모델 적응이 포함된 인식 요청 보내기

모델 적응을 사용하면 Speech-to-Text에서 가져온 텍스트 변환 결과의 정확도를 향상시킬 수 있습니다. 모델 적응 기능을 사용하면 Speech-to-Text가 오디오 데이터에서 제안해야 하는 다른 대안보다 더 자주 인식해야 하는 단어나 문구를 지정할 수 있습니다. 모델 적응은 특히 다음과 같은 사용 사례에서 텍스트 변환 정확도를 향상시키는 데 유용합니다.

오디오에 매우 자주 나타날 가능성이 높은 단어나 문구가 포함되어 있습니다.
고유 이름과 같이 일반적인 오디오에 포함될 가능성이 높지 않은 사용 빈도가 낮은 단어가 오디오에 포함될 가능성이 높은 경우
오디오에 노이즈가 있거나 명확하게 들리지 않는 경우

이 기능 사용에 대한 자세한 내용은 모델 적응으로 텍스트 변환 결과 개선을 참조하세요. 모델 적응 요청별 구문 및 글자 수 제한에 대한 자세한 내용은 할당량 및 한도를 참조하세요. 모든 모델이 음성 적응을 지원하는 것은 아닙니다. 어떤 모델이 적응을 지원하는지 알아보려면 언어 지원을 참조하세요.

코드 샘플

음성 적응은 필요에 따라 스크립트 작성 결과를 맞춤설정하는 데 사용할 수 있는 Speech-to-Text 구성(선택사항)입니다. 인식 요청 본문 구성에 대한 자세한 내용은 RecognitionConfig 문서를 참조하세요.

다음 코드 샘플은 SpeechAdaptation 리소스인 PhraseSet, CustomClass, 모델 조정 부스트를 사용하여 텍스트 변환 정확도를 향상시키는 방법을 보여줍니다. 이후 요청에서 PhraseSet 또는 CustomClass를 사용하려면 리소스를 만들 때 응답에 반환되는 리소스 name을 기록해 둡니다.

사용 중인 언어에 사용할 수 있는 사전 빌드된 클래스 목록은 지원되는 클래스 토큰을 참조하세요.

Python

Speech-to-Text용 클라이언트 라이브러리를 설치하고 사용하는 방법은 Speech-to-Text 클라이언트 라이브러리를 참조하세요. 자세한 내용은 Speech-to-Text Python API 참조 문서를 확인하세요.

Speech-to-Text에 인증하려면 애플리케이션 기본 사용자 인증 정보를 설정합니다. 자세한 내용은 로컬 개발 환경의 인증 설정을 참조하세요.

import os

from google.cloud import speech_v1p1beta1 as speech

PROJECT_ID = os.getenv("GOOGLE_CLOUD_PROJECT")


def transcribe_with_model_adaptation(
    audio_uri: str,
    custom_class_id: str,
    phrase_set_id: str,
) -> str:
    """Create `PhraseSet` and `CustomClasses` for custom item lists in input data.
    Args:
        audio_uri (str): The Cloud Storage URI of the input audio. e.g. gs://[BUCKET]/[FILE]
        custom_class_id (str): The unique ID of the custom class to create
        phrase_set_id (str): The unique ID of the PhraseSet to create.

• **지시 1**
아래 항목에서 "cycles-to-skip-cell[interactable]: 0 (507, 181, 629, 201)" 문구가 있는 줄에서 시작하여 "measuring-cycle-dialog: Measuring Cycle" 문구가 있는 줄에서 끝나는 부분을 수정 없이 추출하세요. 시작 줄과 끝 줄도 포함합니다.

• **데이터 발췌**
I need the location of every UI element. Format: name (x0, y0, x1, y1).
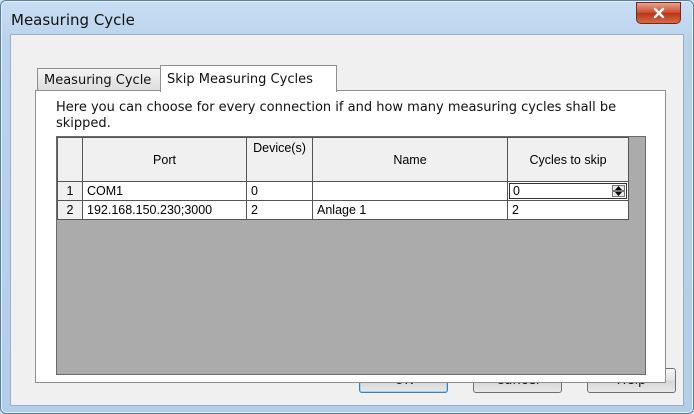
cycles-to-skip-cell[interactable]: 0 (507, 181, 629, 201)
column-header-devices[interactable]: Device(s) (246, 137, 313, 182)
tab-label: Skip Measuring Cycles (167, 71, 313, 87)
measuring-cycle-dialog: Measuring Cycle Measuring Cycle Skip Mea… (0, 0, 694, 414)
table-row[interactable]: 2 192.168.150.230;3000 2 Anlage 1 2 (57, 200, 629, 220)
cycles-to-skip-cell[interactable]: 2 (507, 200, 629, 220)
column-header-name[interactable]: Name (312, 137, 508, 182)
cycles-to-skip-stepper[interactable]: 0 (509, 183, 627, 199)
devices-cell[interactable]: 0 (246, 181, 313, 201)
stepper-value[interactable]: 0 (513, 184, 520, 198)
tab-skip-measuring-cycles[interactable]: Skip Measuring Cycles (160, 65, 337, 92)
window-title: Measuring Cycle (11, 11, 135, 29)
row-number[interactable]: 2 (57, 200, 83, 220)
grid-header-row: Port Device(s) Name Cycles to skip (57, 137, 629, 182)
column-header-cycles-to-skip[interactable]: Cycles to skip (507, 137, 629, 182)
spinner-buttons (612, 185, 625, 197)
close-button[interactable] (636, 2, 681, 24)
tab-label: Measuring Cycle (44, 72, 152, 88)
column-header-port[interactable]: Port (82, 137, 247, 182)
spin-down-button[interactable] (612, 191, 625, 197)
dialog-client-area: Measuring Cycle Skip Measuring Cycles He… (10, 34, 684, 406)
arrow-up-icon (615, 186, 622, 190)
name-cell[interactable]: Anlage 1 (312, 200, 508, 220)
grid-corner-cell (57, 137, 83, 182)
connections-grid[interactable]: Port Device(s) Name Cycles to skip 1 COM… (56, 136, 646, 375)
table-row[interactable]: 1 COM1 0 0 (57, 181, 629, 201)
name-cell[interactable] (312, 181, 508, 201)
row-number[interactable]: 1 (57, 181, 83, 201)
port-cell[interactable]: COM1 (82, 181, 247, 201)
devices-cell[interactable]: 2 (246, 200, 313, 220)
port-cell[interactable]: 192.168.150.230;3000 (82, 200, 247, 220)
description-text: Here you can choose for every connection… (56, 100, 617, 131)
tab-measuring-cycle[interactable]: Measuring Cycle (37, 68, 167, 91)
skip-cycles-panel: Here you can choose for every connection… (35, 90, 666, 383)
arrow-down-icon (615, 192, 622, 196)
close-icon (653, 7, 664, 19)
title-bar[interactable]: Measuring Cycle (1, 1, 693, 35)
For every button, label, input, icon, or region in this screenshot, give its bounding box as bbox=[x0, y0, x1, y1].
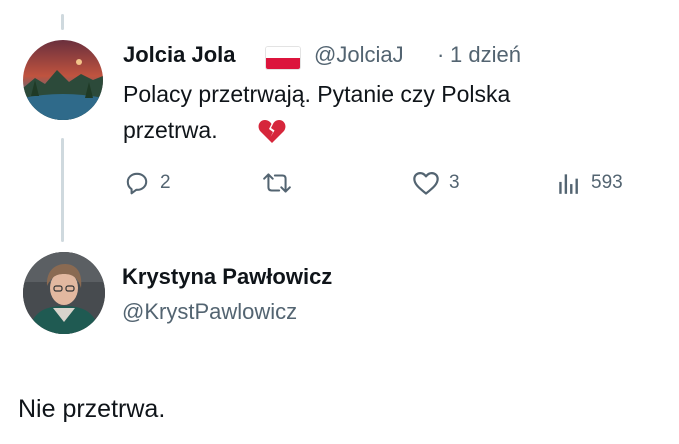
reply-handle[interactable]: @JolciaJ bbox=[314, 42, 404, 68]
poland-flag-icon bbox=[266, 47, 300, 69]
retweet-icon bbox=[263, 173, 291, 193]
like-action[interactable]: 3 bbox=[412, 170, 460, 196]
avatar-portrait-image bbox=[23, 252, 105, 334]
avatar-krystyna[interactable] bbox=[23, 252, 105, 334]
avatar-landscape-image bbox=[23, 40, 103, 120]
main-tweet-text: Nie przetrwa. bbox=[18, 395, 166, 423]
reply-icon bbox=[126, 172, 148, 195]
thread-line-middle bbox=[61, 138, 64, 242]
reply-count: 2 bbox=[160, 172, 171, 193]
views-action[interactable]: 593 bbox=[556, 170, 623, 196]
thread-line-top bbox=[61, 14, 64, 30]
retweet-action[interactable] bbox=[262, 170, 292, 196]
reply-timestamp[interactable]: 1 dzień bbox=[450, 42, 521, 68]
like-count: 3 bbox=[449, 172, 460, 193]
main-display-name[interactable]: Krystyna Pawłowicz bbox=[122, 264, 332, 290]
reply-text-line2: przetrwa. bbox=[123, 117, 218, 143]
reply-text-line1: Polacy przetrwają. Pytanie czy Polska bbox=[123, 81, 511, 107]
reply-display-name[interactable]: Jolcia Jola bbox=[123, 42, 236, 68]
avatar-jolcia[interactable] bbox=[23, 40, 103, 120]
reply-separator: · bbox=[437, 42, 445, 67]
like-heart-icon bbox=[413, 171, 439, 195]
broken-heart-icon bbox=[258, 118, 286, 149]
views-bar-chart-icon bbox=[559, 174, 578, 194]
reply-action[interactable]: 2 bbox=[124, 170, 171, 196]
main-handle[interactable]: @KrystPawlowicz bbox=[122, 299, 297, 325]
views-count: 593 bbox=[591, 172, 623, 193]
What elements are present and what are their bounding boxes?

• **지시 2**
출처에 따르면 이후 요청에서 PhraseSet 또는 CustomClass를 사용하려면 무엇을 기록해 두어야 하나요?

• **답변 1**
cycles-to-skip-cell[interactable]: 0 (507, 181, 629, 201)
column-header-devices[interactable]: Device(s) (246, 137, 313, 182)
tab-label: Skip Measuring Cycles (167, 71, 313, 87)
measuring-cycle-dialog: Measuring Cycle Measuring Cycle Skip Mea… (0, 0, 694, 414)

• **답변 2**
리소스를 만들 때 응답에 반환되는 리소스 name을 기록해 두어야 합니다.